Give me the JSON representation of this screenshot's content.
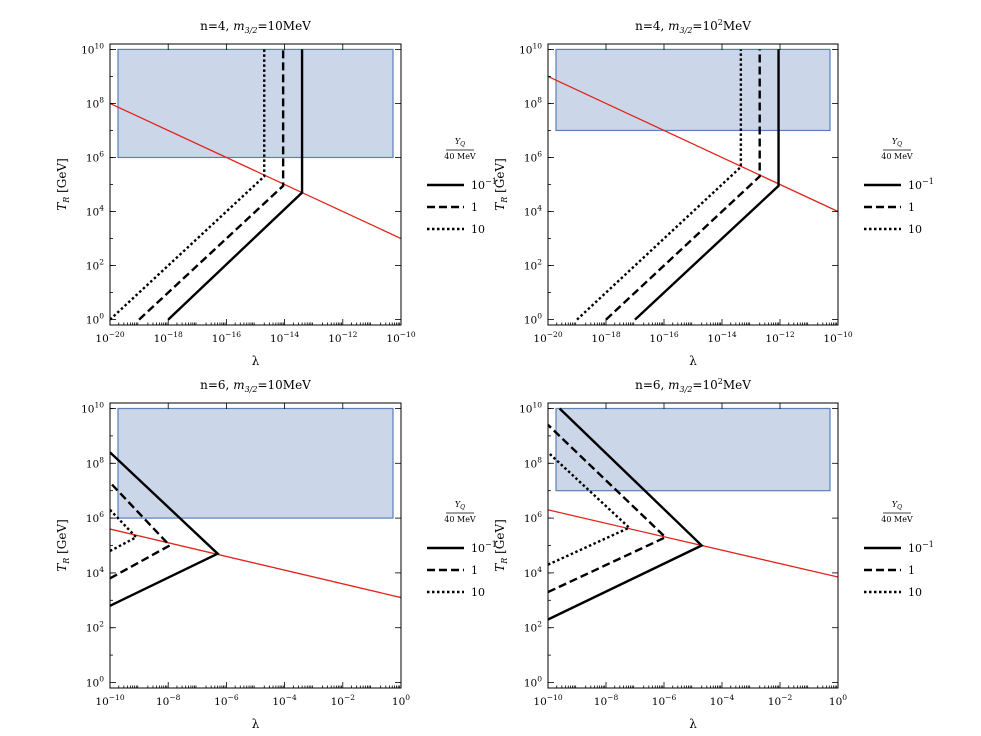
{
  "legend": {
    "header_top": "Y",
    "header_sub": "Q",
    "header_bottom": "40 MeV",
    "entries": [
      {
        "base": "10",
        "exp": "−1",
        "dash": "solid"
      },
      {
        "base": "1",
        "exp": "",
        "dash": "dashed"
      },
      {
        "base": "10",
        "exp": "",
        "dash": "dotted"
      }
    ]
  },
  "chart_data": [
    {
      "type": "line",
      "title": "n=4, m3/2=10MeV",
      "title_parts": {
        "prefix": "n=4, ",
        "m": "m",
        "sub": "3/2",
        "eq": "=10",
        "sup": "",
        "unit": "MeV"
      },
      "xlabel": "λ",
      "ylabel": "T_R [GeV]",
      "ylabel_parts": {
        "T": "T",
        "sub": "R",
        "unit": "[GeV]"
      },
      "xscale": "log10",
      "yscale": "log10",
      "xlim_exp": [
        -20,
        -10
      ],
      "ylim_exp": [
        -0.2,
        10.2
      ],
      "xticks": [
        -20,
        -18,
        -16,
        -14,
        -12,
        -10
      ],
      "yticks": [
        0,
        2,
        4,
        6,
        8,
        10
      ],
      "excluded_region": {
        "x_exp": [
          -20,
          -10
        ],
        "y_exp": [
          6,
          10
        ]
      },
      "red_line": [
        [
          -20,
          8
        ],
        [
          -10,
          3
        ]
      ],
      "series": [
        {
          "name": "10^-1",
          "dash": "solid",
          "points": [
            [
              -18,
              0
            ],
            [
              -13.4,
              4.7
            ],
            [
              -13.4,
              10
            ]
          ]
        },
        {
          "name": "1",
          "dash": "dashed",
          "points": [
            [
              -19,
              0
            ],
            [
              -14.05,
              4.95
            ],
            [
              -14.05,
              10
            ]
          ]
        },
        {
          "name": "10",
          "dash": "dotted",
          "points": [
            [
              -20,
              0
            ],
            [
              -14.7,
              5.3
            ],
            [
              -14.7,
              10
            ]
          ]
        }
      ]
    },
    {
      "type": "line",
      "title": "n=4, m3/2=10^2MeV",
      "title_parts": {
        "prefix": "n=4, ",
        "m": "m",
        "sub": "3/2",
        "eq": "=10",
        "sup": "2",
        "unit": "MeV"
      },
      "xlabel": "λ",
      "ylabel": "T_R [GeV]",
      "ylabel_parts": {
        "T": "T",
        "sub": "R",
        "unit": "[GeV]"
      },
      "xscale": "log10",
      "yscale": "log10",
      "xlim_exp": [
        -20,
        -10
      ],
      "ylim_exp": [
        -0.2,
        10.2
      ],
      "xticks": [
        -20,
        -18,
        -16,
        -14,
        -12,
        -10
      ],
      "yticks": [
        0,
        2,
        4,
        6,
        8,
        10
      ],
      "excluded_region": {
        "x_exp": [
          -20,
          -10
        ],
        "y_exp": [
          7,
          10
        ]
      },
      "red_line": [
        [
          -20,
          9
        ],
        [
          -10,
          4
        ]
      ],
      "series": [
        {
          "name": "10^-1",
          "dash": "solid",
          "points": [
            [
              -17,
              0
            ],
            [
              -12.05,
              4.95
            ],
            [
              -12.05,
              10
            ]
          ]
        },
        {
          "name": "1",
          "dash": "dashed",
          "points": [
            [
              -18,
              0
            ],
            [
              -12.7,
              5.3
            ],
            [
              -12.7,
              10
            ]
          ]
        },
        {
          "name": "10",
          "dash": "dotted",
          "points": [
            [
              -19,
              0
            ],
            [
              -13.35,
              5.65
            ],
            [
              -13.35,
              10
            ]
          ]
        }
      ]
    },
    {
      "type": "line",
      "title": "n=6, m3/2=10MeV",
      "title_parts": {
        "prefix": "n=6, ",
        "m": "m",
        "sub": "3/2",
        "eq": "=10",
        "sup": "",
        "unit": "MeV"
      },
      "xlabel": "λ",
      "ylabel": "T_R [GeV]",
      "ylabel_parts": {
        "T": "T",
        "sub": "R",
        "unit": "[GeV]"
      },
      "xscale": "log10",
      "yscale": "log10",
      "xlim_exp": [
        -10,
        0
      ],
      "ylim_exp": [
        -0.2,
        10.2
      ],
      "xticks": [
        -10,
        -8,
        -6,
        -4,
        -2,
        0
      ],
      "yticks": [
        0,
        2,
        4,
        6,
        8,
        10
      ],
      "excluded_region": {
        "x_exp": [
          -10,
          0
        ],
        "y_exp": [
          6,
          10
        ]
      },
      "red_line": [
        [
          -10,
          5.6
        ],
        [
          0,
          3.1
        ]
      ],
      "series": [
        {
          "name": "10^-1",
          "dash": "solid",
          "points": [
            [
              -10,
              2.8
            ],
            [
              -6.3,
              4.7
            ],
            [
              -10,
              8.4
            ]
          ]
        },
        {
          "name": "1",
          "dash": "dashed",
          "points": [
            [
              -10,
              3.8
            ],
            [
              -7.95,
              5.0
            ],
            [
              -10,
              7.3
            ]
          ]
        },
        {
          "name": "10",
          "dash": "dotted",
          "points": [
            [
              -10,
              4.8
            ],
            [
              -9.1,
              5.3
            ],
            [
              -10,
              6.3
            ]
          ]
        }
      ]
    },
    {
      "type": "line",
      "title": "n=6, m3/2=10^2MeV",
      "title_parts": {
        "prefix": "n=6, ",
        "m": "m",
        "sub": "3/2",
        "eq": "=10",
        "sup": "2",
        "unit": "MeV"
      },
      "xlabel": "λ",
      "ylabel": "T_R [GeV]",
      "ylabel_parts": {
        "T": "T",
        "sub": "R",
        "unit": "[GeV]"
      },
      "xscale": "log10",
      "yscale": "log10",
      "xlim_exp": [
        -10,
        0
      ],
      "ylim_exp": [
        -0.2,
        10.2
      ],
      "xticks": [
        -10,
        -8,
        -6,
        -4,
        -2,
        0
      ],
      "yticks": [
        0,
        2,
        4,
        6,
        8,
        10
      ],
      "excluded_region": {
        "x_exp": [
          -10,
          0
        ],
        "y_exp": [
          7,
          10
        ]
      },
      "red_line": [
        [
          -10,
          6.3
        ],
        [
          0,
          3.85
        ]
      ],
      "series": [
        {
          "name": "10^-1",
          "dash": "solid",
          "points": [
            [
              -10,
              2.3
            ],
            [
              -4.7,
              5.0
            ],
            [
              -9.6,
              10
            ]
          ]
        },
        {
          "name": "1",
          "dash": "dashed",
          "points": [
            [
              -10,
              3.3
            ],
            [
              -5.95,
              5.3
            ],
            [
              -10,
              9.4
            ]
          ]
        },
        {
          "name": "10",
          "dash": "dotted",
          "points": [
            [
              -10,
              4.3
            ],
            [
              -7.2,
              5.65
            ],
            [
              -10,
              8.4
            ]
          ]
        }
      ]
    }
  ]
}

**DIRECTIONS FOR THIS TASK:**
Excluding the pictures, restate the records above word for word.

**THE RESPONSE:**
Give me the JSON representation of this screenshot's content.
{
  "legend": {
    "header_top": "Y",
    "header_sub": "Q",
    "header_bottom": "40 MeV",
    "entries": [
      {
        "base": "10",
        "exp": "−1",
        "dash": "solid"
      },
      {
        "base": "1",
        "exp": "",
        "dash": "dashed"
      },
      {
        "base": "10",
        "exp": "",
        "dash": "dotted"
      }
    ]
  },
  "chart_data": [
    {
      "type": "line",
      "title": "n=4, m3/2=10MeV",
      "title_parts": {
        "prefix": "n=4, ",
        "m": "m",
        "sub": "3/2",
        "eq": "=10",
        "sup": "",
        "unit": "MeV"
      },
      "xlabel": "λ",
      "ylabel": "T_R [GeV]",
      "ylabel_parts": {
        "T": "T",
        "sub": "R",
        "unit": "[GeV]"
      },
      "xscale": "log10",
      "yscale": "log10",
      "xlim_exp": [
        -20,
        -10
      ],
      "ylim_exp": [
        -0.2,
        10.2
      ],
      "xticks": [
        -20,
        -18,
        -16,
        -14,
        -12,
        -10
      ],
      "yticks": [
        0,
        2,
        4,
        6,
        8,
        10
      ],
      "excluded_region": {
        "x_exp": [
          -20,
          -10
        ],
        "y_exp": [
          6,
          10
        ]
      },
      "red_line": [
        [
          -20,
          8
        ],
        [
          -10,
          3
        ]
      ],
      "series": [
        {
          "name": "10^-1",
          "dash": "solid",
          "points": [
            [
              -18,
              0
            ],
            [
              -13.4,
              4.7
            ],
            [
              -13.4,
              10
            ]
          ]
        },
        {
          "name": "1",
          "dash": "dashed",
          "points": [
            [
              -19,
              0
            ],
            [
              -14.05,
              4.95
            ],
            [
              -14.05,
              10
            ]
          ]
        },
        {
          "name": "10",
          "dash": "dotted",
          "points": [
            [
              -20,
              0
            ],
            [
              -14.7,
              5.3
            ],
            [
              -14.7,
              10
            ]
          ]
        }
      ]
    },
    {
      "type": "line",
      "title": "n=4, m3/2=10^2MeV",
      "title_parts": {
        "prefix": "n=4, ",
        "m": "m",
        "sub": "3/2",
        "eq": "=10",
        "sup": "2",
        "unit": "MeV"
      },
      "xlabel": "λ",
      "ylabel": "T_R [GeV]",
      "ylabel_parts": {
        "T": "T",
        "sub": "R",
        "unit": "[GeV]"
      },
      "xscale": "log10",
      "yscale": "log10",
      "xlim_exp": [
        -20,
        -10
      ],
      "ylim_exp": [
        -0.2,
        10.2
      ],
      "xticks": [
        -20,
        -18,
        -16,
        -14,
        -12,
        -10
      ],
      "yticks": [
        0,
        2,
        4,
        6,
        8,
        10
      ],
      "excluded_region": {
        "x_exp": [
          -20,
          -10
        ],
        "y_exp": [
          7,
          10
        ]
      },
      "red_line": [
        [
          -20,
          9
        ],
        [
          -10,
          4
        ]
      ],
      "series": [
        {
          "name": "10^-1",
          "dash": "solid",
          "points": [
            [
              -17,
              0
            ],
            [
              -12.05,
              4.95
            ],
            [
              -12.05,
              10
            ]
          ]
        },
        {
          "name": "1",
          "dash": "dashed",
          "points": [
            [
              -18,
              0
            ],
            [
              -12.7,
              5.3
            ],
            [
              -12.7,
              10
            ]
          ]
        },
        {
          "name": "10",
          "dash": "dotted",
          "points": [
            [
              -19,
              0
            ],
            [
              -13.35,
              5.65
            ],
            [
              -13.35,
              10
            ]
          ]
        }
      ]
    },
    {
      "type": "line",
      "title": "n=6, m3/2=10MeV",
      "title_parts": {
        "prefix": "n=6, ",
        "m": "m",
        "sub": "3/2",
        "eq": "=10",
        "sup": "",
        "unit": "MeV"
      },
      "xlabel": "λ",
      "ylabel": "T_R [GeV]",
      "ylabel_parts": {
        "T": "T",
        "sub": "R",
        "unit": "[GeV]"
      },
      "xscale": "log10",
      "yscale": "log10",
      "xlim_exp": [
        -10,
        0
      ],
      "ylim_exp": [
        -0.2,
        10.2
      ],
      "xticks": [
        -10,
        -8,
        -6,
        -4,
        -2,
        0
      ],
      "yticks": [
        0,
        2,
        4,
        6,
        8,
        10
      ],
      "excluded_region": {
        "x_exp": [
          -10,
          0
        ],
        "y_exp": [
          6,
          10
        ]
      },
      "red_line": [
        [
          -10,
          5.6
        ],
        [
          0,
          3.1
        ]
      ],
      "series": [
        {
          "name": "10^-1",
          "dash": "solid",
          "points": [
            [
              -10,
              2.8
            ],
            [
              -6.3,
              4.7
            ],
            [
              -10,
              8.4
            ]
          ]
        },
        {
          "name": "1",
          "dash": "dashed",
          "points": [
            [
              -10,
              3.8
            ],
            [
              -7.95,
              5.0
            ],
            [
              -10,
              7.3
            ]
          ]
        },
        {
          "name": "10",
          "dash": "dotted",
          "points": [
            [
              -10,
              4.8
            ],
            [
              -9.1,
              5.3
            ],
            [
              -10,
              6.3
            ]
          ]
        }
      ]
    },
    {
      "type": "line",
      "title": "n=6, m3/2=10^2MeV",
      "title_parts": {
        "prefix": "n=6, ",
        "m": "m",
        "sub": "3/2",
        "eq": "=10",
        "sup": "2",
        "unit": "MeV"
      },
      "xlabel": "λ",
      "ylabel": "T_R [GeV]",
      "ylabel_parts": {
        "T": "T",
        "sub": "R",
        "unit": "[GeV]"
      },
      "xscale": "log10",
      "yscale": "log10",
      "xlim_exp": [
        -10,
        0
      ],
      "ylim_exp": [
        -0.2,
        10.2
      ],
      "xticks": [
        -10,
        -8,
        -6,
        -4,
        -2,
        0
      ],
      "yticks": [
        0,
        2,
        4,
        6,
        8,
        10
      ],
      "excluded_region": {
        "x_exp": [
          -10,
          0
        ],
        "y_exp": [
          7,
          10
        ]
      },
      "red_line": [
        [
          -10,
          6.3
        ],
        [
          0,
          3.85
        ]
      ],
      "series": [
        {
          "name": "10^-1",
          "dash": "solid",
          "points": [
            [
              -10,
              2.3
            ],
            [
              -4.7,
              5.0
            ],
            [
              -9.6,
              10
            ]
          ]
        },
        {
          "name": "1",
          "dash": "dashed",
          "points": [
            [
              -10,
              3.3
            ],
            [
              -5.95,
              5.3
            ],
            [
              -10,
              9.4
            ]
          ]
        },
        {
          "name": "10",
          "dash": "dotted",
          "points": [
            [
              -10,
              4.3
            ],
            [
              -7.2,
              5.65
            ],
            [
              -10,
              8.4
            ]
          ]
        }
      ]
    }
  ]
}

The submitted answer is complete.